> EXERCISE TASK
Only the number is needed: how many lines contain the word "from"?

-- Begin --

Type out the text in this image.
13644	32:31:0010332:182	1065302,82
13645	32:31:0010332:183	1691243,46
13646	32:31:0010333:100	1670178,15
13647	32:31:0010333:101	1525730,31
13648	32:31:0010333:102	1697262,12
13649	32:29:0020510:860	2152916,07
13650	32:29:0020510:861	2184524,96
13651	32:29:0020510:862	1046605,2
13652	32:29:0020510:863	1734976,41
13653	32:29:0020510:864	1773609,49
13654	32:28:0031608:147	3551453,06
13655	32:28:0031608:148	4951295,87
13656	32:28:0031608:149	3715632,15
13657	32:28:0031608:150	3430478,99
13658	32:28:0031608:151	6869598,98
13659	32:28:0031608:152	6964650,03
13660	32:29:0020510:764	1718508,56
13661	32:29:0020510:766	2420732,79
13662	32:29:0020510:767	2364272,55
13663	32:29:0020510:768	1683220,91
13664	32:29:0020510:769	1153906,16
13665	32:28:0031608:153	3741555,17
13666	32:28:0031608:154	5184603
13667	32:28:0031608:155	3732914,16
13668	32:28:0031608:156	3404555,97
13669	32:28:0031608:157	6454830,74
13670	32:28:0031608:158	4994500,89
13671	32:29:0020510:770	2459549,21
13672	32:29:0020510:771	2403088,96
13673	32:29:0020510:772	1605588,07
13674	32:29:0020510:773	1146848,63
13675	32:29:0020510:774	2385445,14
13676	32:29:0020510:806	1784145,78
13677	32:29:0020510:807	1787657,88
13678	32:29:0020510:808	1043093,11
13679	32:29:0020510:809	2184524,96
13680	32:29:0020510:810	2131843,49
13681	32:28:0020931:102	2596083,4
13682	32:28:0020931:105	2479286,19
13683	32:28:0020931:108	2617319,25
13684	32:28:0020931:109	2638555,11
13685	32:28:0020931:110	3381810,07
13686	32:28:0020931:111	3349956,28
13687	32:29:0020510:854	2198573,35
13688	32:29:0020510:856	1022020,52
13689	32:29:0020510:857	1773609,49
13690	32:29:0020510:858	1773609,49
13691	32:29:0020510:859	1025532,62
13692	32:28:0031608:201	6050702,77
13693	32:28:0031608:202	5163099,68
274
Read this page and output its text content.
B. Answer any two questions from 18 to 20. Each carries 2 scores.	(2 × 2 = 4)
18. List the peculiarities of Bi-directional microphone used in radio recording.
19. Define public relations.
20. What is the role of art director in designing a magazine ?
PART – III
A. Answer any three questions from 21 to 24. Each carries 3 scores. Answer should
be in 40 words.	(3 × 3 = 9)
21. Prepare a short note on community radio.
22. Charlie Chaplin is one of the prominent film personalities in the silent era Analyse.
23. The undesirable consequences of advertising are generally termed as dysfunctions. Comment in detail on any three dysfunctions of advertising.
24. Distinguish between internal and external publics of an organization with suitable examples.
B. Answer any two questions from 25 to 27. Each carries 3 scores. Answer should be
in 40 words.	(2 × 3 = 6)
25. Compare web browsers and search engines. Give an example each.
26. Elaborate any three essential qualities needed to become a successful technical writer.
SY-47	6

-- End --

> ANSWER FOR THE TASK
3